Given request: Pull out the lines running from the one that contains "Patent image size: (994, 772)." through the end of the items, reproducing each one unchanged.

The records:
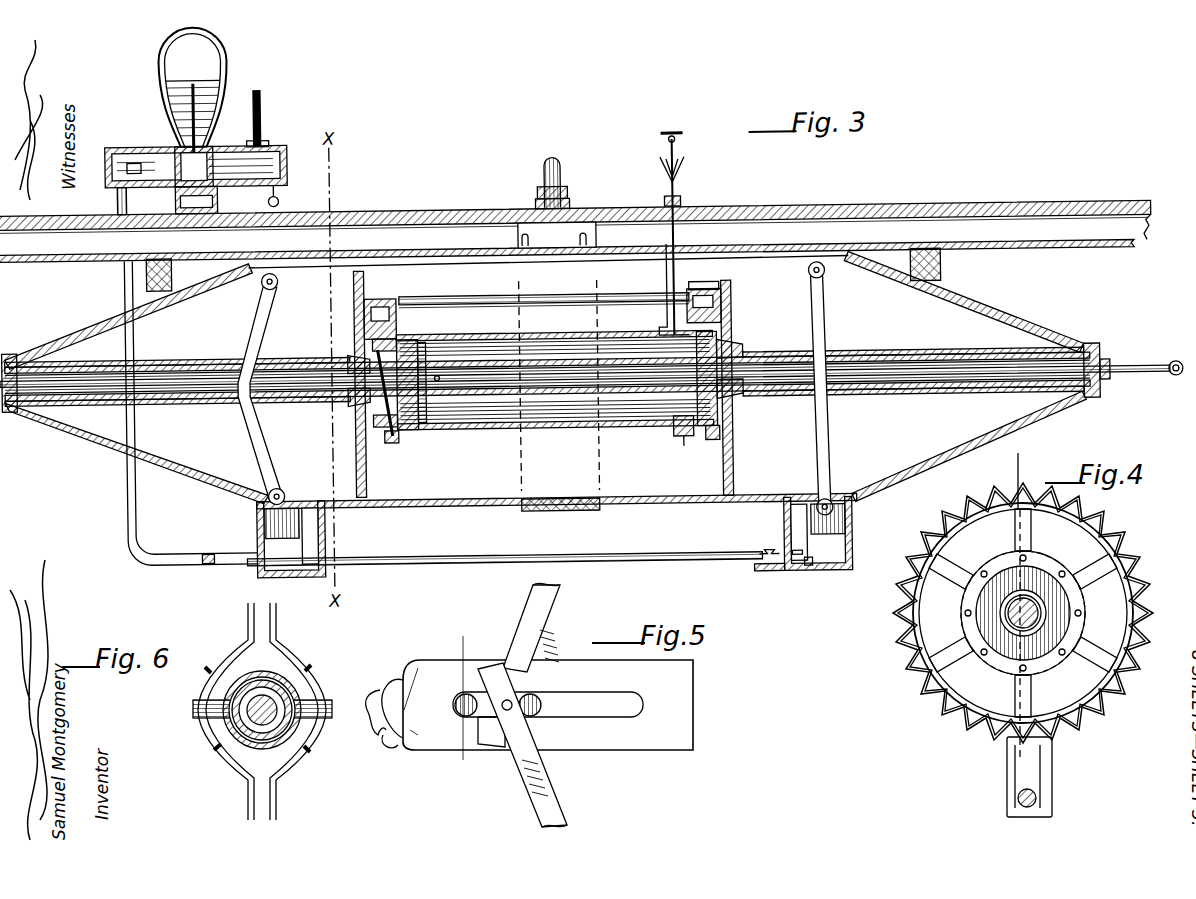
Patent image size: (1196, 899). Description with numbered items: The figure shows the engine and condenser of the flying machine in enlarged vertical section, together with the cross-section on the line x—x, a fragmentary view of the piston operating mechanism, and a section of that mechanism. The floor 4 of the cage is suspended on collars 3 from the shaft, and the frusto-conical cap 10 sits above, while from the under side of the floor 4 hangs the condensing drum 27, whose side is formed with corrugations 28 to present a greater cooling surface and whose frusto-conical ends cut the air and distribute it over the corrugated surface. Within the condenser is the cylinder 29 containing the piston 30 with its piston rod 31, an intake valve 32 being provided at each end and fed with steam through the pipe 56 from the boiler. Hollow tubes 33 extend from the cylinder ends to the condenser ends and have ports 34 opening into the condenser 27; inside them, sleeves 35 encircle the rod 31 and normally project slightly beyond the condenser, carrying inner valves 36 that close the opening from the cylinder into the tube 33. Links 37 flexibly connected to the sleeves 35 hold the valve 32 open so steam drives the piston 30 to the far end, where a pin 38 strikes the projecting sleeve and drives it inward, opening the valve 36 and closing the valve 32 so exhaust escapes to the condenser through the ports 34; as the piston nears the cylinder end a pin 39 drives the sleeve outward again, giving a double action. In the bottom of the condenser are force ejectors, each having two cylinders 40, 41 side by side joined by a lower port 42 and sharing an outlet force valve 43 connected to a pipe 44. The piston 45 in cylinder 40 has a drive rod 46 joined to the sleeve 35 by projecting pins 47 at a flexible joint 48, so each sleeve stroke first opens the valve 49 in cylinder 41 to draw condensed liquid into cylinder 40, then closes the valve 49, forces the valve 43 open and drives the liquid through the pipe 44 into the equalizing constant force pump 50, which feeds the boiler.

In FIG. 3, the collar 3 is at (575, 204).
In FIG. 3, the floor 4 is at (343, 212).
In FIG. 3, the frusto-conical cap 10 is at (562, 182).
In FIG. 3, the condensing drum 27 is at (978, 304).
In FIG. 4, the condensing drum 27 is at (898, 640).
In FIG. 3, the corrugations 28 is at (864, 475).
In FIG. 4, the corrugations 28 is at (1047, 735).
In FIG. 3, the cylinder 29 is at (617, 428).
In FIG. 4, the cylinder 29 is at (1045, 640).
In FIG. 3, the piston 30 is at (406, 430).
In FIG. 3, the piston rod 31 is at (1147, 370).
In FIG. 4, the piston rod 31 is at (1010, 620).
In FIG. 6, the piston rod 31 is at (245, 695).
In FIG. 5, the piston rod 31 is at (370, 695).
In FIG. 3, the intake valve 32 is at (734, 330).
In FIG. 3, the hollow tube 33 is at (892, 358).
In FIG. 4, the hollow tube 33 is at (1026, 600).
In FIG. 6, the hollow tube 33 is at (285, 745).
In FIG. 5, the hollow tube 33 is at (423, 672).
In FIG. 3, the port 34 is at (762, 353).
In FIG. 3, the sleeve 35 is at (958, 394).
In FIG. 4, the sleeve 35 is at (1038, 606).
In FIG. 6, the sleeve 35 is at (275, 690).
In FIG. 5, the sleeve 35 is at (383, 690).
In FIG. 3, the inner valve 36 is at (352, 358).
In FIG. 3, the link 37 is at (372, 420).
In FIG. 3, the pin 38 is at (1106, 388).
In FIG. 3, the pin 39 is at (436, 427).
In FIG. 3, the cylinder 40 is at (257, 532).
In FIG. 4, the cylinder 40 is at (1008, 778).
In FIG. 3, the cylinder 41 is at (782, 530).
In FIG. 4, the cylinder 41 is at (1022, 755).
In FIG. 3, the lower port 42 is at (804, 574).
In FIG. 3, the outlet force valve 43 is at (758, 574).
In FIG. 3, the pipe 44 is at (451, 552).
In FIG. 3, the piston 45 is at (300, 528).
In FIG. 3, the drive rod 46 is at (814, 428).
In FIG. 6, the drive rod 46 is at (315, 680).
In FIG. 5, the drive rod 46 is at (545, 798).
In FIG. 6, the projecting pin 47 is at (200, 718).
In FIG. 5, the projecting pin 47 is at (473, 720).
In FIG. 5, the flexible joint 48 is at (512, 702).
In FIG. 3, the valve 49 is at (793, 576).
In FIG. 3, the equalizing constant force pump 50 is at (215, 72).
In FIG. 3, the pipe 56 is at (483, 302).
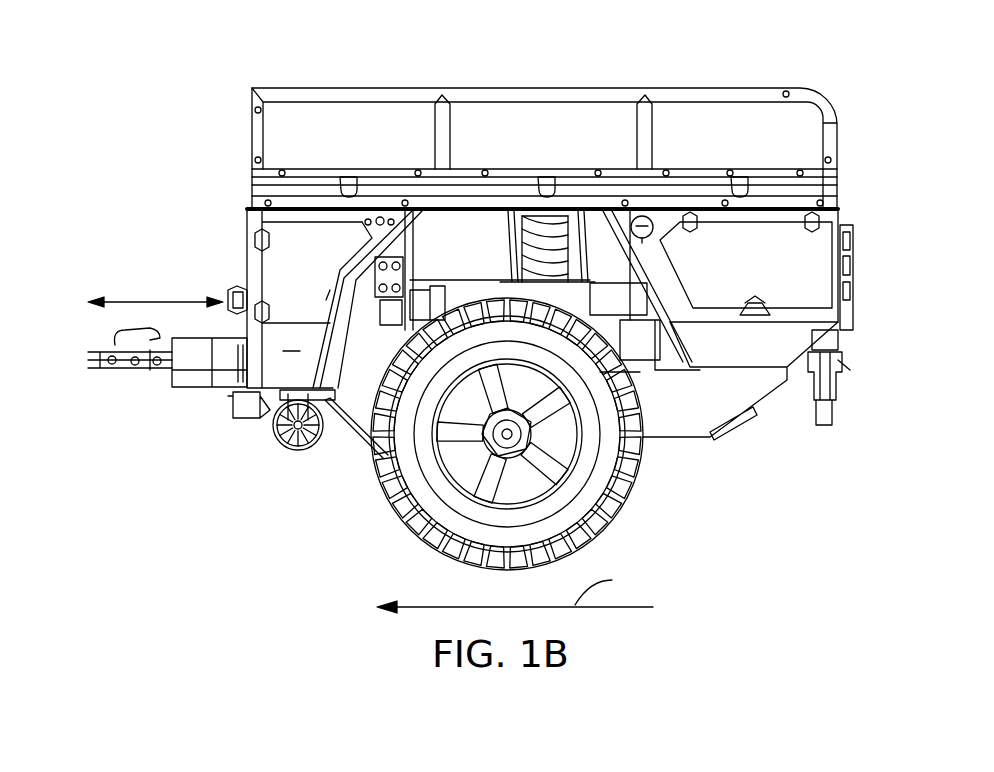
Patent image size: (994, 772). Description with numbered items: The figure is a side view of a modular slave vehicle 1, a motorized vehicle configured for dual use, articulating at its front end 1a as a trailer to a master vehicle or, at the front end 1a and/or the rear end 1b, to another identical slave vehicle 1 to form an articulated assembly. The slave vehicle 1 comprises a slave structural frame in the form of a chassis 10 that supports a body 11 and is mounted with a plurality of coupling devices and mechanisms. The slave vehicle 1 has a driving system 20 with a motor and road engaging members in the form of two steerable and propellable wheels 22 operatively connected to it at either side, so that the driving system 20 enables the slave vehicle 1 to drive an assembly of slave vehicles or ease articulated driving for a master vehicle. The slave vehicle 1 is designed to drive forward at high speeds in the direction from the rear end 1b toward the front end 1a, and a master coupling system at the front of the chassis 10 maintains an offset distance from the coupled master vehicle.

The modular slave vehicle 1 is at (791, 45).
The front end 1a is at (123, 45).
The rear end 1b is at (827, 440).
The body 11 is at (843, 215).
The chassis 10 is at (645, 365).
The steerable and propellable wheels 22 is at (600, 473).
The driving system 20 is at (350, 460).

Answer:
Patent image size: (994, 772). Description with numbered items: The figure is a side view of a modular slave vehicle 1, a motorized vehicle configured for dual use, articulating at its front end 1a as a trailer to a master vehicle or, at the front end 1a and/or the rear end 1b, to another identical slave vehicle 1 to form an articulated assembly. The slave vehicle 1 comprises a slave structural frame in the form of a chassis 10 that supports a body 11 and is mounted with a plurality of coupling devices and mechanisms. The slave vehicle 1 has a driving system 20 with a motor and road engaging members in the form of two steerable and propellable wheels 22 operatively connected to it at either side, so that the driving system 20 enables the slave vehicle 1 to drive an assembly of slave vehicles or ease articulated driving for a master vehicle. The slave vehicle 1 is designed to drive forward at high speeds in the direction from the rear end 1b toward the front end 1a, and a master coupling system at the front of the chassis 10 maintains an offset distance from the coupled master vehicle.

The modular slave vehicle 1 is at (791, 45).
The front end 1a is at (123, 45).
The rear end 1b is at (827, 440).
The body 11 is at (843, 215).
The chassis 10 is at (645, 365).
The steerable and propellable wheels 22 is at (600, 473).
The driving system 20 is at (350, 460).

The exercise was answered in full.